## EXERCISE REQUIREMENTS
Below are some records. Copy every line in them that holds "afternoon".

- - -

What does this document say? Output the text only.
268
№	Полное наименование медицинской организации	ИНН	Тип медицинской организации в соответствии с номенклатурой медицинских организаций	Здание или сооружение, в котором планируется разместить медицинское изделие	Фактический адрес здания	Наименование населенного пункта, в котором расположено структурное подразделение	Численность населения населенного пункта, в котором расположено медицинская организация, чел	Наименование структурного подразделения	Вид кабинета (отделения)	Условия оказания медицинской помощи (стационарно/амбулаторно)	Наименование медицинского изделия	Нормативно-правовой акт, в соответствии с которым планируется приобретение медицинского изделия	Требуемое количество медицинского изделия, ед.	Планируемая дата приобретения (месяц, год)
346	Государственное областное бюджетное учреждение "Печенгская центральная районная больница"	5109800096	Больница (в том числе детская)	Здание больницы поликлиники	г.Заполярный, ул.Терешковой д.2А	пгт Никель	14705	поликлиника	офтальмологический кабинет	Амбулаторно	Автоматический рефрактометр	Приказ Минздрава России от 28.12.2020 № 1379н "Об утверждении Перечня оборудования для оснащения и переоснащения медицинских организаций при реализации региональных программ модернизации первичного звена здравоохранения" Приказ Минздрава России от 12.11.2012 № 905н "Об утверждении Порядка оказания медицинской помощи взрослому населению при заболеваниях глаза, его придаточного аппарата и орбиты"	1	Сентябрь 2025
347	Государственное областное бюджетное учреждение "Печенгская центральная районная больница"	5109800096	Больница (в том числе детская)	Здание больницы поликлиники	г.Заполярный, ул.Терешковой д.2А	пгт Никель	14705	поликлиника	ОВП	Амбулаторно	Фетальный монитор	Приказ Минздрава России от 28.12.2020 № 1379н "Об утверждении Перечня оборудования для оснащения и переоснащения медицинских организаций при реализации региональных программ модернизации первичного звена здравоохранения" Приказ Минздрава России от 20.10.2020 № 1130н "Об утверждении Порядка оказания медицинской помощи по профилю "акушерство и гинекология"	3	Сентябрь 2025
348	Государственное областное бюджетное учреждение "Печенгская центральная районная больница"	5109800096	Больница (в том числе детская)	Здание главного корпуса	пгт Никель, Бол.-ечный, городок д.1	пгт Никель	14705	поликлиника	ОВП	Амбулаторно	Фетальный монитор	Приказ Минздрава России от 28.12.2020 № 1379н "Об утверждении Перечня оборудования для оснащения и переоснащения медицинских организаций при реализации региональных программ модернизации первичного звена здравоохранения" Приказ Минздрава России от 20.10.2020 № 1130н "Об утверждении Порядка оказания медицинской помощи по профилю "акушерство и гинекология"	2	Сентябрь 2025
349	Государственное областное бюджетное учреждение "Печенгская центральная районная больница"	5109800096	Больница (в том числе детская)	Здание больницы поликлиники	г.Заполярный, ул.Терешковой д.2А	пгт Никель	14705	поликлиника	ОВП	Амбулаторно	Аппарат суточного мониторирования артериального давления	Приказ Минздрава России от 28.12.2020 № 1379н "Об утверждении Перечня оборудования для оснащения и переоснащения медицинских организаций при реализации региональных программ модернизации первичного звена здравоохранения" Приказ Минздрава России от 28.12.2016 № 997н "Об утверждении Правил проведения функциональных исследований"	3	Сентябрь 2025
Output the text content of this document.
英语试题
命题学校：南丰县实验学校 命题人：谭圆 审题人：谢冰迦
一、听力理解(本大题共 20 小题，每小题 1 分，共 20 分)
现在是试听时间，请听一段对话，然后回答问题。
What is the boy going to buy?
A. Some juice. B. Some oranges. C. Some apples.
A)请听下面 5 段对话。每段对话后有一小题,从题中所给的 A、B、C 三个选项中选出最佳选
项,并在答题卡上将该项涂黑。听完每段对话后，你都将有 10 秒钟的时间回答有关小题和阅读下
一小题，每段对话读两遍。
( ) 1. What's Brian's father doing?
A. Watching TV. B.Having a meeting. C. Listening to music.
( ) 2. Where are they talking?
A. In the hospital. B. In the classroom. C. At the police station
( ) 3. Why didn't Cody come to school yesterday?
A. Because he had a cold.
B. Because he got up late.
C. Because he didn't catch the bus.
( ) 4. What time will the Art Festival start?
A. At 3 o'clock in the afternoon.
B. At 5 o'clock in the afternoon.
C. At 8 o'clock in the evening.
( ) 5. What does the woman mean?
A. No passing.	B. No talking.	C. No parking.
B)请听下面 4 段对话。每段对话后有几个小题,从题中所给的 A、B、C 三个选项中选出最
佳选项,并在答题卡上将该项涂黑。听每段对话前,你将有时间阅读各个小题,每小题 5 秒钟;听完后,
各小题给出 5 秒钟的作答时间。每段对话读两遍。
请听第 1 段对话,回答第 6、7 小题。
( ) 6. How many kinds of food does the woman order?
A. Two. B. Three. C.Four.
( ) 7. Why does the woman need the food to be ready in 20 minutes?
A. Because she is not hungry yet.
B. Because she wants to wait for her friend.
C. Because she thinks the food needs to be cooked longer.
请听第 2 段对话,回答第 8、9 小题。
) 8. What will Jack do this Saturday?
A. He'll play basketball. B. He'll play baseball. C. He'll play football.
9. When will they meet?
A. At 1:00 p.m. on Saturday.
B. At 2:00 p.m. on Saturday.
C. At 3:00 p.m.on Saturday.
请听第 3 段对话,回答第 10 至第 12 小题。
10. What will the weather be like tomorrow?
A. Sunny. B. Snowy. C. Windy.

- - -

## OUTPUT FOR THIS TASK
A. At 3 o'clock in the afternoon.
B. At 5 o'clock in the afternoon.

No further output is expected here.